-- Text under study follows --
The mainstays of rib fracture management are pain control and pulmonary toilet. The pain part of the equation can be managed in many ways, using topical, oral, IV, and injectable medications.

Rib blocks have been a mainstay for achieving some degree of local pain control. Classically, xylocaine was injected in the area around the costal nerve at or proximal to the fracture site. Then we found that if we combined the anesthetic agent with epinephrine, we could prolong the effect. New, longer-acting agents came around, and we could achieve a longer duration of action.

Then there is the new kid on the block: liposomal bupivacaine, also known as Exparel in the US.  The manufacturer was able to take molecules of bupivacaine and encapsulate them in a lipid membrane. When injected, these little liposomes slowly release their cargo, with a more prolonged anesthetic effect. Allegedly.
-- Text under study concluded --
■ **Problems to work on**:
1. According to the passage on rib fracture pain, what is liposomal bupivacaine called in the US?
2. Decide whether each statement agrees with the passage on rib fracture pain, and quote the words that decide it.
(a) Xylocaine was classically injected around the costal nerve at or proximal to the fracture site.
(b) Combining the anesthetic agent with epinephrine shortened its effect.
(c) Liposomal bupivacaine encloses bupivacaine molecules in a protein shell.
3. List every type of medication that the passage on rib fracture pain names for managing the pain.
-- Material provided follows --
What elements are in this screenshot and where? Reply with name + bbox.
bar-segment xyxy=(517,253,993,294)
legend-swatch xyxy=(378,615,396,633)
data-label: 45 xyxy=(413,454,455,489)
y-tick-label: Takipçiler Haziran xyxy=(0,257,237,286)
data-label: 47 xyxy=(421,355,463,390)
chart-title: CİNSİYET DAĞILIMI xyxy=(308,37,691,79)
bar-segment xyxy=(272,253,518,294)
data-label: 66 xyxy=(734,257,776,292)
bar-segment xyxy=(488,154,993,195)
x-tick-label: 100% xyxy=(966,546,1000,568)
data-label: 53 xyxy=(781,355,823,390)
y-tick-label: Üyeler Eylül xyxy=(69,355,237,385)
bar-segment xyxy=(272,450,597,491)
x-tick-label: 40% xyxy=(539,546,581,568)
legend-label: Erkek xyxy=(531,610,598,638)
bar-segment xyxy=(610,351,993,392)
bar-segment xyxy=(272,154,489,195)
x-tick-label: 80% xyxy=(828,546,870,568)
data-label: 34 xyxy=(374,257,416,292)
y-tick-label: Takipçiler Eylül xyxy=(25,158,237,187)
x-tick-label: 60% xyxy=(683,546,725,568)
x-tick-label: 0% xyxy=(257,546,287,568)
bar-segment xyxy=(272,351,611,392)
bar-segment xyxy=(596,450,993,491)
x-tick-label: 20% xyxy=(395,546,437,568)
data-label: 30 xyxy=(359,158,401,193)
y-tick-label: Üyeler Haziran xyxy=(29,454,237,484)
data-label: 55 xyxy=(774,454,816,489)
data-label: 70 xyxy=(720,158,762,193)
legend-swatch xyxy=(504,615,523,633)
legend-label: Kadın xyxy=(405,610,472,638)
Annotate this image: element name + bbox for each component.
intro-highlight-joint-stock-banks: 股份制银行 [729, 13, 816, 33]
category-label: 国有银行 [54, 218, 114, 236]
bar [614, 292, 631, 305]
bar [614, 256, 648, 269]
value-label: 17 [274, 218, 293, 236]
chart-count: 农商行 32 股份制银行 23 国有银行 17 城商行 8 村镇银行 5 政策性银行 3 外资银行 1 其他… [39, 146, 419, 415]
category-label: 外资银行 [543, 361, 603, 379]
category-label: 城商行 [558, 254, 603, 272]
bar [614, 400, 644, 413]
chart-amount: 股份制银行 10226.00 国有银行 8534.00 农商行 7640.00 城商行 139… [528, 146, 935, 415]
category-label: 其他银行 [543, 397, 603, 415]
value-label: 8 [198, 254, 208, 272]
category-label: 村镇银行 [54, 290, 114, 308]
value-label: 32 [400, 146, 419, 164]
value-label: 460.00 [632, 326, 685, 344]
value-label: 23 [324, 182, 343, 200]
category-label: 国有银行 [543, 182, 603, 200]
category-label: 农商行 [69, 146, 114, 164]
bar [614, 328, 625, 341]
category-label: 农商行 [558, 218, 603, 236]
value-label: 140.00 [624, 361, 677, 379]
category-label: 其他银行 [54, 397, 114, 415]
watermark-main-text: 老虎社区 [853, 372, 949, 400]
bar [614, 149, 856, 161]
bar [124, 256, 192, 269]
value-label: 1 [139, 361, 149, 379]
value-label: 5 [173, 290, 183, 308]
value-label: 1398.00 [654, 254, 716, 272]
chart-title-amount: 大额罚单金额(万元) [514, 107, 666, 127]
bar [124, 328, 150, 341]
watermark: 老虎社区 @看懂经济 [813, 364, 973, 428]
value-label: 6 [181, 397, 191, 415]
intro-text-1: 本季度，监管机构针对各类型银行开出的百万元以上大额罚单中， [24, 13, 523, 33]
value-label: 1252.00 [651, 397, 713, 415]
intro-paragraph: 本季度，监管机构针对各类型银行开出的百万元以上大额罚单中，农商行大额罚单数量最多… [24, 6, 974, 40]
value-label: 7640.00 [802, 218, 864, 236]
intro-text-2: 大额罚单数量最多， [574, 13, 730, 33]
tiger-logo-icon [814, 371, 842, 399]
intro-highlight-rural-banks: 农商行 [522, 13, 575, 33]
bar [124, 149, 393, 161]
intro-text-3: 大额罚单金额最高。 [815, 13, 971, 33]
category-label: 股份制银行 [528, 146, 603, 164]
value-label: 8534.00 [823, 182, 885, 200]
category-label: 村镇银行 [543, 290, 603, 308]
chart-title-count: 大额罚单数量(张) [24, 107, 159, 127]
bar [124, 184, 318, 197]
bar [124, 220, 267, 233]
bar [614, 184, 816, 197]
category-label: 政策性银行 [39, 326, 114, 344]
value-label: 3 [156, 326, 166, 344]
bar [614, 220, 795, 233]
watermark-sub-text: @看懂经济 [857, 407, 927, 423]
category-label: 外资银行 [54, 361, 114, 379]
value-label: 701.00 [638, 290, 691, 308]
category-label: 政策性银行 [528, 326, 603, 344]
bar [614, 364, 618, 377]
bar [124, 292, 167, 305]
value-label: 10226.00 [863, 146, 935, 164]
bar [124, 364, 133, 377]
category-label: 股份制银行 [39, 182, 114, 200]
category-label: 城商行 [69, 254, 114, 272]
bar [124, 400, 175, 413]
-- Material provided concluded --
■ **Completed exercise**:
1. Exparel

2.
(a) Yes: "Classically, xylocaine was injected in the area around the costal nerve at or proximal to the fracture site."
(b) No: "if we combined the anesthetic agent with epinephrine, we could prolong the effect."
(c) No: "encapsulate them in a lipid membrane."

3. Topical, oral, IV, injectable